# Requirement
Write the material out again, line by line, exactly as it is.

* start Provided material *

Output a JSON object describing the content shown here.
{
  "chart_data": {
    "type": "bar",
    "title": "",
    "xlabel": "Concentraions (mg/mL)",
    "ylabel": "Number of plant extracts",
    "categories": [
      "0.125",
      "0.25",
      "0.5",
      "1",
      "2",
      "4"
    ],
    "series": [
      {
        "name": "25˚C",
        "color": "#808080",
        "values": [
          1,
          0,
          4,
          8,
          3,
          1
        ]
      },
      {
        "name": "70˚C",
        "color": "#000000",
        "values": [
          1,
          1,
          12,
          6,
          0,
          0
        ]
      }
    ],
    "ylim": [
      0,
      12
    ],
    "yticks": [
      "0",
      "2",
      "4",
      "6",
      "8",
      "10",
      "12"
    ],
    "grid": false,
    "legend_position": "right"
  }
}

* end Provided material *

# Exercise answer
Output a JSON object describing the content shown here.
{
  "chart_data": {
    "type": "bar",
    "title": "",
    "xlabel": "Concentraions (mg/mL)",
    "ylabel": "Number of plant extracts",
    "categories": [
      "0.125",
      "0.25",
      "0.5",
      "1",
      "2",
      "4"
    ],
    "series": [
      {
        "name": "25˚C",
        "color": "#808080",
        "values": [
          1,
          0,
          4,
          8,
          3,
          1
        ]
      },
      {
        "name": "70˚C",
        "color": "#000000",
        "values": [
          1,
          1,
          12,
          6,
          0,
          0
        ]
      }
    ],
    "ylim": [
      0,
      12
    ],
    "yticks": [
      "0",
      "2",
      "4",
      "6",
      "8",
      "10",
      "12"
    ],
    "grid": false,
    "legend_position": "right"
  }
}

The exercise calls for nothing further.